── Task data

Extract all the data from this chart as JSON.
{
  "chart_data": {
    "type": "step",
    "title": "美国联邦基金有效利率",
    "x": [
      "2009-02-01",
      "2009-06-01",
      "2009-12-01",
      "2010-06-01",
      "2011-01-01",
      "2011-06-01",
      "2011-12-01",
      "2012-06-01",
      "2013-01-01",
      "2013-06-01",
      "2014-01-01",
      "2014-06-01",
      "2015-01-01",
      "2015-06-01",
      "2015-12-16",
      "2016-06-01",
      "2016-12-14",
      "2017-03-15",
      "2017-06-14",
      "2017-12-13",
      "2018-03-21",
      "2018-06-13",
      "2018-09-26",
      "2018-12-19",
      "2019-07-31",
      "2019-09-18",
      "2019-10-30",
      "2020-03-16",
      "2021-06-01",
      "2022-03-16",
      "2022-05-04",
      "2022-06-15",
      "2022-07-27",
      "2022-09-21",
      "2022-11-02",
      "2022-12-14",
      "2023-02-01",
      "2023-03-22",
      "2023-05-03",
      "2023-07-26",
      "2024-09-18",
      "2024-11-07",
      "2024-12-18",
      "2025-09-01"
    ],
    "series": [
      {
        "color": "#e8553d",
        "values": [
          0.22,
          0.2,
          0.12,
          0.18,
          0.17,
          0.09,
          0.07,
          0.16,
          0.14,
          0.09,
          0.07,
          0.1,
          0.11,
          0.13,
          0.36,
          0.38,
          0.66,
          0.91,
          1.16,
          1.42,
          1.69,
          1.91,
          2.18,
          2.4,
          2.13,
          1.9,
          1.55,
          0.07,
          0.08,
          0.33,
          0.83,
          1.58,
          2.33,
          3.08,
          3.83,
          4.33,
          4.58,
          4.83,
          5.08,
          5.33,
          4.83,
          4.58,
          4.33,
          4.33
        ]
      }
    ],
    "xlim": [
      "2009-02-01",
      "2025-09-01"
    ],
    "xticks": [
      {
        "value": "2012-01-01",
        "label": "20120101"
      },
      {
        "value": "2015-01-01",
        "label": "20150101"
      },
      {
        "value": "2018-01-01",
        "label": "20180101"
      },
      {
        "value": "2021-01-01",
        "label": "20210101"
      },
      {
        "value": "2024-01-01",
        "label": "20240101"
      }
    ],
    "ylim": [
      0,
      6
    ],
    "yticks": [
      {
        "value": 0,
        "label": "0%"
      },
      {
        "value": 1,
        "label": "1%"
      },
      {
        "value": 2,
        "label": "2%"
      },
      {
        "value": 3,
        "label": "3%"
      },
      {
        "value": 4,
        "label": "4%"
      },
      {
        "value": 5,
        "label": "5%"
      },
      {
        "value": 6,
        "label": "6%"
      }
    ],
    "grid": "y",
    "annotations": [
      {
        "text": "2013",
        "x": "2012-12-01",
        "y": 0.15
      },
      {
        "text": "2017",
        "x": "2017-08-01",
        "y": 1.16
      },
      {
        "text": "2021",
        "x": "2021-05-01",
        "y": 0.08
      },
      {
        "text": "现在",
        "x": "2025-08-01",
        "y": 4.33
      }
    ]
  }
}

────

— Task statement —
Give an exact repetition of all the material.

— Exercise solution —
Extract all the data from this chart as JSON.
{
  "chart_data": {
    "type": "step",
    "title": "美国联邦基金有效利率",
    "x": [
      "2009-02-01",
      "2009-06-01",
      "2009-12-01",
      "2010-06-01",
      "2011-01-01",
      "2011-06-01",
      "2011-12-01",
      "2012-06-01",
      "2013-01-01",
      "2013-06-01",
      "2014-01-01",
      "2014-06-01",
      "2015-01-01",
      "2015-06-01",
      "2015-12-16",
      "2016-06-01",
      "2016-12-14",
      "2017-03-15",
      "2017-06-14",
      "2017-12-13",
      "2018-03-21",
      "2018-06-13",
      "2018-09-26",
      "2018-12-19",
      "2019-07-31",
      "2019-09-18",
      "2019-10-30",
      "2020-03-16",
      "2021-06-01",
      "2022-03-16",
      "2022-05-04",
      "2022-06-15",
      "2022-07-27",
      "2022-09-21",
      "2022-11-02",
      "2022-12-14",
      "2023-02-01",
      "2023-03-22",
      "2023-05-03",
      "2023-07-26",
      "2024-09-18",
      "2024-11-07",
      "2024-12-18",
      "2025-09-01"
    ],
    "series": [
      {
        "color": "#e8553d",
        "values": [
          0.22,
          0.2,
          0.12,
          0.18,
          0.17,
          0.09,
          0.07,
          0.16,
          0.14,
          0.09,
          0.07,
          0.1,
          0.11,
          0.13,
          0.36,
          0.38,
          0.66,
          0.91,
          1.16,
          1.42,
          1.69,
          1.91,
          2.18,
          2.4,
          2.13,
          1.9,
          1.55,
          0.07,
          0.08,
          0.33,
          0.83,
          1.58,
          2.33,
          3.08,
          3.83,
          4.33,
          4.58,
          4.83,
          5.08,
          5.33,
          4.83,
          4.58,
          4.33,
          4.33
        ]
      }
    ],
    "xlim": [
      "2009-02-01",
      "2025-09-01"
    ],
    "xticks": [
      {
        "value": "2012-01-01",
        "label": "20120101"
      },
      {
        "value": "2015-01-01",
        "label": "20150101"
      },
      {
        "value": "2018-01-01",
        "label": "20180101"
      },
      {
        "value": "2021-01-01",
        "label": "20210101"
      },
      {
        "value": "2024-01-01",
        "label": "20240101"
      }
    ],
    "ylim": [
      0,
      6
    ],
    "yticks": [
      {
        "value": 0,
        "label": "0%"
      },
      {
        "value": 1,
        "label": "1%"
      },
      {
        "value": 2,
        "label": "2%"
      },
      {
        "value": 3,
        "label": "3%"
      },
      {
        "value": 4,
        "label": "4%"
      },
      {
        "value": 5,
        "label": "5%"
      },
      {
        "value": 6,
        "label": "6%"
      }
    ],
    "grid": "y",
    "annotations": [
      {
        "text": "2013",
        "x": "2012-12-01",
        "y": 0.15
      },
      {
        "text": "2017",
        "x": "2017-08-01",
        "y": 1.16
      },
      {
        "text": "2021",
        "x": "2021-05-01",
        "y": 0.08
      },
      {
        "text": "现在",
        "x": "2025-08-01",
        "y": 4.33
      }
    ]
  }
}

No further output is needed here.